**INFORMATION GIVEN**
#####
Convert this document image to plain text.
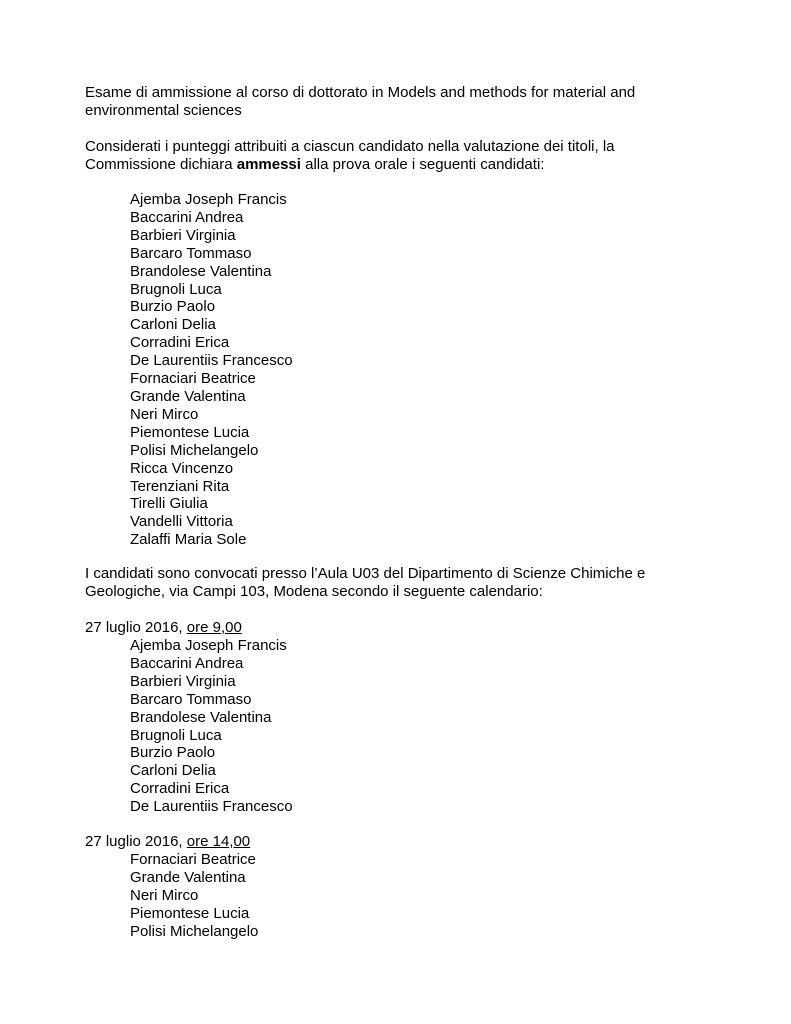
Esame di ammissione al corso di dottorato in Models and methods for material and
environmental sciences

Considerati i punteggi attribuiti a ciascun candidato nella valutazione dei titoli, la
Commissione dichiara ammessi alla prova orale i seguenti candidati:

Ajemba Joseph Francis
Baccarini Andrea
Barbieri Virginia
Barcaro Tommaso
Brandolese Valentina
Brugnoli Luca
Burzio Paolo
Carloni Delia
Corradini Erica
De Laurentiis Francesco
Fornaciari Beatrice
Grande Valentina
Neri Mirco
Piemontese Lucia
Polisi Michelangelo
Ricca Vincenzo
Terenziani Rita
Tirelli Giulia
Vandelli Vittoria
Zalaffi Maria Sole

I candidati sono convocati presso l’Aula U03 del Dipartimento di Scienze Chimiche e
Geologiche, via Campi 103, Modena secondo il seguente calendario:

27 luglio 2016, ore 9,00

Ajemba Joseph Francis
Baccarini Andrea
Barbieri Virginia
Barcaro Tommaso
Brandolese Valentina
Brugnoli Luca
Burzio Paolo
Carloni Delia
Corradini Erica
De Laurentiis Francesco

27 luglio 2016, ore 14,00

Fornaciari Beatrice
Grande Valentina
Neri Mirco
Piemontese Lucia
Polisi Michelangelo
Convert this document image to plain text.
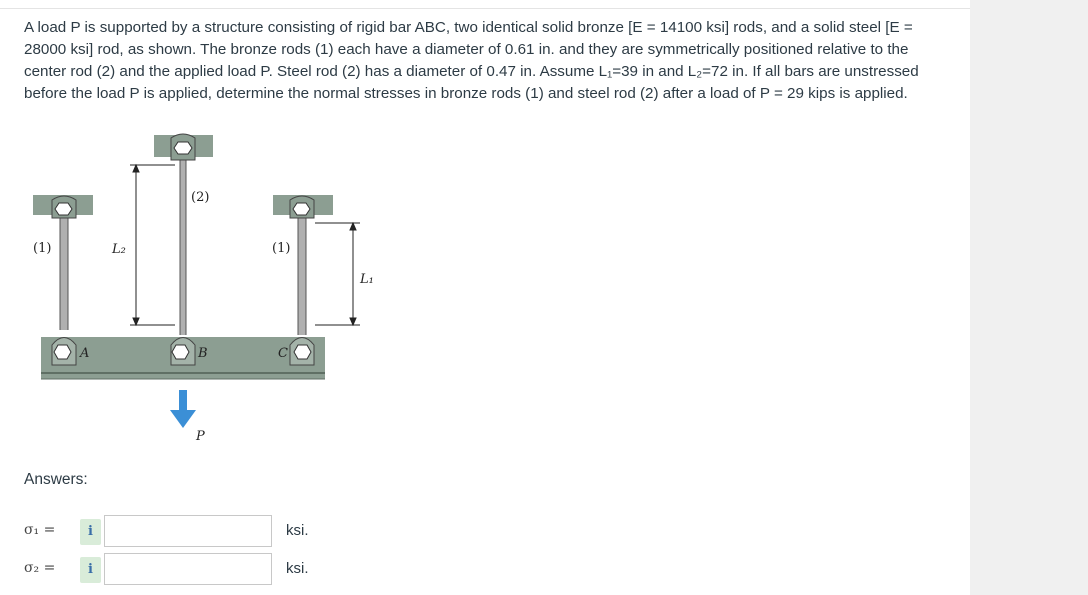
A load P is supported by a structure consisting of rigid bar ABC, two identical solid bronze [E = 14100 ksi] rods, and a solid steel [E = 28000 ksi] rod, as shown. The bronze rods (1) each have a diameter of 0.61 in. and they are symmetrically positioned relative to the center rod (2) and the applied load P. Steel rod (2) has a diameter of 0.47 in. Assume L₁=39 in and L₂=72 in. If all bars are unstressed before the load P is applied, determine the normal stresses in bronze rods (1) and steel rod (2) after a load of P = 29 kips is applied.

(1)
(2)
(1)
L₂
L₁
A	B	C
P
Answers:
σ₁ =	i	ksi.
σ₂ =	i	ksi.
#####
The records above must be printed exactly; the pictures stay out.

**COMPLETED TASK**
Convert this document image to plain text.
Esame di ammissione al corso di dottorato in Models and methods for material and
environmental sciences

Considerati i punteggi attribuiti a ciascun candidato nella valutazione dei titoli, la
Commissione dichiara ammessi alla prova orale i seguenti candidati:

Ajemba Joseph Francis
Baccarini Andrea
Barbieri Virginia
Barcaro Tommaso
Brandolese Valentina
Brugnoli Luca
Burzio Paolo
Carloni Delia
Corradini Erica
De Laurentiis Francesco
Fornaciari Beatrice
Grande Valentina
Neri Mirco
Piemontese Lucia
Polisi Michelangelo
Ricca Vincenzo
Terenziani Rita
Tirelli Giulia
Vandelli Vittoria
Zalaffi Maria Sole

I candidati sono convocati presso l’Aula U03 del Dipartimento di Scienze Chimiche e
Geologiche, via Campi 103, Modena secondo il seguente calendario:

27 luglio 2016, ore 9,00

Ajemba Joseph Francis
Baccarini Andrea
Barbieri Virginia
Barcaro Tommaso
Brandolese Valentina
Brugnoli Luca
Burzio Paolo
Carloni Delia
Corradini Erica
De Laurentiis Francesco

27 luglio 2016, ore 14,00

Fornaciari Beatrice
Grande Valentina
Neri Mirco
Piemontese Lucia
Polisi Michelangelo
Convert this document image to plain text.
A load P is supported by a structure consisting of rigid bar ABC, two identical solid bronze [E = 14100 ksi] rods, and a solid steel [E = 28000 ksi] rod, as shown. The bronze rods (1) each have a diameter of 0.61 in. and they are symmetrically positioned relative to the center rod (2) and the applied load P. Steel rod (2) has a diameter of 0.47 in. Assume L₁=39 in and L₂=72 in. If all bars are unstressed before the load P is applied, determine the normal stresses in bronze rods (1) and steel rod (2) after a load of P = 29 kips is applied.

(1)
(2)
(1)
L₂
L₁
A	B	C
P
Answers:
σ₁ =	i	ksi.
σ₂ =	i	ksi.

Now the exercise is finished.